Write out every entry exactly as given, but omit the pictures.

> **Extracted entries**:
——

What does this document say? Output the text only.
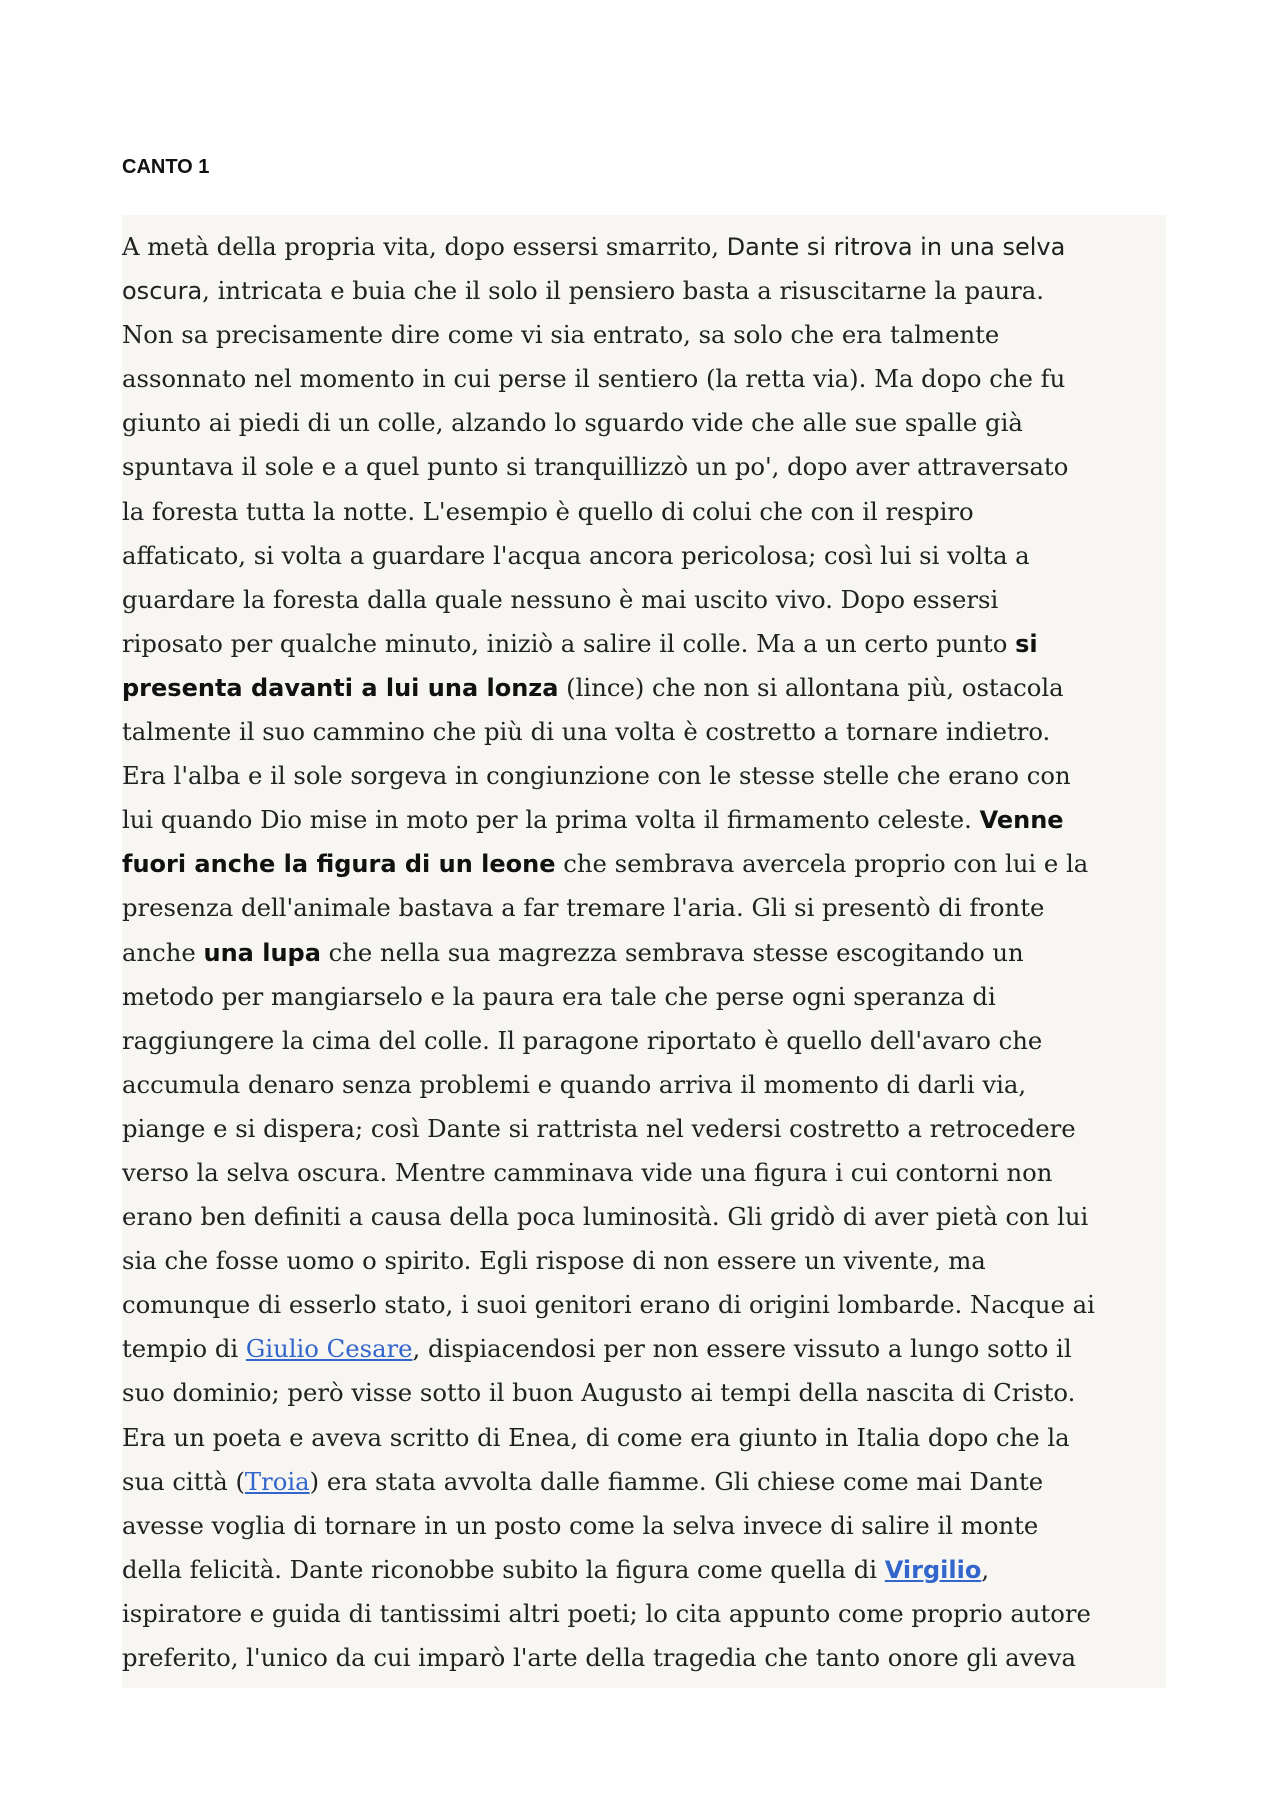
CANTO 1
A metà della propria vita, dopo essersi smarrito, Dante si ritrova in una selva
oscura, intricata e buia che il solo il pensiero basta a risuscitarne la paura.
Non sa precisamente dire come vi sia entrato, sa solo che era talmente
assonnato nel momento in cui perse il sentiero (la retta via). Ma dopo che fu
giunto ai piedi di un colle, alzando lo sguardo vide che alle sue spalle già
spuntava il sole e a quel punto si tranquillizzò un po', dopo aver attraversato
la foresta tutta la notte. L'esempio è quello di colui che con il respiro
affaticato, si volta a guardare l'acqua ancora pericolosa; così lui si volta a
guardare la foresta dalla quale nessuno è mai uscito vivo. Dopo essersi
riposato per qualche minuto, iniziò a salire il colle. Ma a un certo punto si
presenta davanti a lui una lonza (lince) che non si allontana più, ostacola
talmente il suo cammino che più di una volta è costretto a tornare indietro.
Era l'alba e il sole sorgeva in congiunzione con le stesse stelle che erano con
lui quando Dio mise in moto per la prima volta il firmamento celeste. Venne
fuori anche la figura di un leone che sembrava avercela proprio con lui e la
presenza dell'animale bastava a far tremare l'aria. Gli si presentò di fronte
anche una lupa che nella sua magrezza sembrava stesse escogitando un
metodo per mangiarselo e la paura era tale che perse ogni speranza di
raggiungere la cima del colle. Il paragone riportato è quello dell'avaro che
accumula denaro senza problemi e quando arriva il momento di darli via,
piange e si dispera; così Dante si rattrista nel vedersi costretto a retrocedere
verso la selva oscura. Mentre camminava vide una figura i cui contorni non
erano ben definiti a causa della poca luminosità. Gli gridò di aver pietà con lui
sia che fosse uomo o spirito. Egli rispose di non essere un vivente, ma
comunque di esserlo stato, i suoi genitori erano di origini lombarde. Nacque ai
tempio di Giulio Cesare, dispiacendosi per non essere vissuto a lungo sotto il
suo dominio; però visse sotto il buon Augusto ai tempi della nascita di Cristo.
Era un poeta e aveva scritto di Enea, di come era giunto in Italia dopo che la
sua città (Troia) era stata avvolta dalle fiamme. Gli chiese come mai Dante
avesse voglia di tornare in un posto come la selva invece di salire il monte
della felicità. Dante riconobbe subito la figura come quella di Virgilio,
ispiratore e guida di tantissimi altri poeti; lo cita appunto come proprio autore
preferito, l'unico da cui imparò l'arte della tragedia che tanto onore gli aveva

——

> **Solution for this task**:
What does this document say? Output the text only.
CANTO 1
A metà della propria vita, dopo essersi smarrito, Dante si ritrova in una selva
oscura, intricata e buia che il solo il pensiero basta a risuscitarne la paura.
Non sa precisamente dire come vi sia entrato, sa solo che era talmente
assonnato nel momento in cui perse il sentiero (la retta via). Ma dopo che fu
giunto ai piedi di un colle, alzando lo sguardo vide che alle sue spalle già
spuntava il sole e a quel punto si tranquillizzò un po', dopo aver attraversato
la foresta tutta la notte. L'esempio è quello di colui che con il respiro
affaticato, si volta a guardare l'acqua ancora pericolosa; così lui si volta a
guardare la foresta dalla quale nessuno è mai uscito vivo. Dopo essersi
riposato per qualche minuto, iniziò a salire il colle. Ma a un certo punto si
presenta davanti a lui una lonza (lince) che non si allontana più, ostacola
talmente il suo cammino che più di una volta è costretto a tornare indietro.
Era l'alba e il sole sorgeva in congiunzione con le stesse stelle che erano con
lui quando Dio mise in moto per la prima volta il firmamento celeste. Venne
fuori anche la figura di un leone che sembrava avercela proprio con lui e la
presenza dell'animale bastava a far tremare l'aria. Gli si presentò di fronte
anche una lupa che nella sua magrezza sembrava stesse escogitando un
metodo per mangiarselo e la paura era tale che perse ogni speranza di
raggiungere la cima del colle. Il paragone riportato è quello dell'avaro che
accumula denaro senza problemi e quando arriva il momento di darli via,
piange e si dispera; così Dante si rattrista nel vedersi costretto a retrocedere
verso la selva oscura. Mentre camminava vide una figura i cui contorni non
erano ben definiti a causa della poca luminosità. Gli gridò di aver pietà con lui
sia che fosse uomo o spirito. Egli rispose di non essere un vivente, ma
comunque di esserlo stato, i suoi genitori erano di origini lombarde. Nacque ai
tempio di Giulio Cesare, dispiacendosi per non essere vissuto a lungo sotto il
suo dominio; però visse sotto il buon Augusto ai tempi della nascita di Cristo.
Era un poeta e aveva scritto di Enea, di come era giunto in Italia dopo che la
sua città (Troia) era stata avvolta dalle fiamme. Gli chiese come mai Dante
avesse voglia di tornare in un posto come la selva invece di salire il monte
della felicità. Dante riconobbe subito la figura come quella di Virgilio,
ispiratore e guida di tantissimi altri poeti; lo cita appunto come proprio autore
preferito, l'unico da cui imparò l'arte della tragedia che tanto onore gli aveva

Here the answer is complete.